Dataset records:
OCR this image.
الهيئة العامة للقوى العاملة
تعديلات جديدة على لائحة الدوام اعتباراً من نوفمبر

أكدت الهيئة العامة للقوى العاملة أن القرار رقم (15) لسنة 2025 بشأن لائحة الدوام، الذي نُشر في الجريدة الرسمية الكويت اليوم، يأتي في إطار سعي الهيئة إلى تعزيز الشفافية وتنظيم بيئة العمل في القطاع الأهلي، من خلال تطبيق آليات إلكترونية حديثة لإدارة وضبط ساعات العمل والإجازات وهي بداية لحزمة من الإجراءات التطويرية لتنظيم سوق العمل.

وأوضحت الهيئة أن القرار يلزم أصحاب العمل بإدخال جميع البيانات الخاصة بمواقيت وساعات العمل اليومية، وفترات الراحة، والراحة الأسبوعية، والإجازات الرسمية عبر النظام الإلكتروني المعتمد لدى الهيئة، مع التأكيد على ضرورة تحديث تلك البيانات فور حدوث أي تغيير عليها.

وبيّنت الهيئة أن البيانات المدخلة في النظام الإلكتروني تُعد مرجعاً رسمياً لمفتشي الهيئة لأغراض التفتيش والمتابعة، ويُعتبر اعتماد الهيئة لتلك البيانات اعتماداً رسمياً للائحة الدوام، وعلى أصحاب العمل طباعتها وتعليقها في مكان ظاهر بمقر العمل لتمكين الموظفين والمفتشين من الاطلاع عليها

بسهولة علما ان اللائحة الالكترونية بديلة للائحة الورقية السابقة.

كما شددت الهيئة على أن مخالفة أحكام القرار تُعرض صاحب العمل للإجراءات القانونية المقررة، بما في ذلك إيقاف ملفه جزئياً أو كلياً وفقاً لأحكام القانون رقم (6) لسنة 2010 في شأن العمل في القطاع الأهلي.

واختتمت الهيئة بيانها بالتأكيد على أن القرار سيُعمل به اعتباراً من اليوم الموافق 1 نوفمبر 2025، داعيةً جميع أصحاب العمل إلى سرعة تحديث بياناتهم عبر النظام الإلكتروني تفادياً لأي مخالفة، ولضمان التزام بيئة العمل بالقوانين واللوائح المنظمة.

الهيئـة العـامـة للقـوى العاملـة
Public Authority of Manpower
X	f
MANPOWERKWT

Do this: Extract each line from the listing above, please, and repeat it exactly.

Problem solution:
OCR this image.
الهيئة العامة للقوى العاملة
تعديلات جديدة على لائحة الدوام اعتباراً من نوفمبر

أكدت الهيئة العامة للقوى العاملة أن القرار رقم (15) لسنة 2025 بشأن لائحة الدوام، الذي نُشر في الجريدة الرسمية الكويت اليوم، يأتي في إطار سعي الهيئة إلى تعزيز الشفافية وتنظيم بيئة العمل في القطاع الأهلي، من خلال تطبيق آليات إلكترونية حديثة لإدارة وضبط ساعات العمل والإجازات وهي بداية لحزمة من الإجراءات التطويرية لتنظيم سوق العمل.

وأوضحت الهيئة أن القرار يلزم أصحاب العمل بإدخال جميع البيانات الخاصة بمواقيت وساعات العمل اليومية، وفترات الراحة، والراحة الأسبوعية، والإجازات الرسمية عبر النظام الإلكتروني المعتمد لدى الهيئة، مع التأكيد على ضرورة تحديث تلك البيانات فور حدوث أي تغيير عليها.

وبيّنت الهيئة أن البيانات المدخلة في النظام الإلكتروني تُعد مرجعاً رسمياً لمفتشي الهيئة لأغراض التفتيش والمتابعة، ويُعتبر اعتماد الهيئة لتلك البيانات اعتماداً رسمياً للائحة الدوام، وعلى أصحاب العمل طباعتها وتعليقها في مكان ظاهر بمقر العمل لتمكين الموظفين والمفتشين من الاطلاع عليها

بسهولة علما ان اللائحة الالكترونية بديلة للائحة الورقية السابقة.

كما شددت الهيئة على أن مخالفة أحكام القرار تُعرض صاحب العمل للإجراءات القانونية المقررة، بما في ذلك إيقاف ملفه جزئياً أو كلياً وفقاً لأحكام القانون رقم (6) لسنة 2010 في شأن العمل في القطاع الأهلي.

واختتمت الهيئة بيانها بالتأكيد على أن القرار سيُعمل به اعتباراً من اليوم الموافق 1 نوفمبر 2025، داعيةً جميع أصحاب العمل إلى سرعة تحديث بياناتهم عبر النظام الإلكتروني تفادياً لأي مخالفة، ولضمان التزام بيئة العمل بالقوانين واللوائح المنظمة.

الهيئـة العـامـة للقـوى العاملـة
Public Authority of Manpower
X	f
MANPOWERKWT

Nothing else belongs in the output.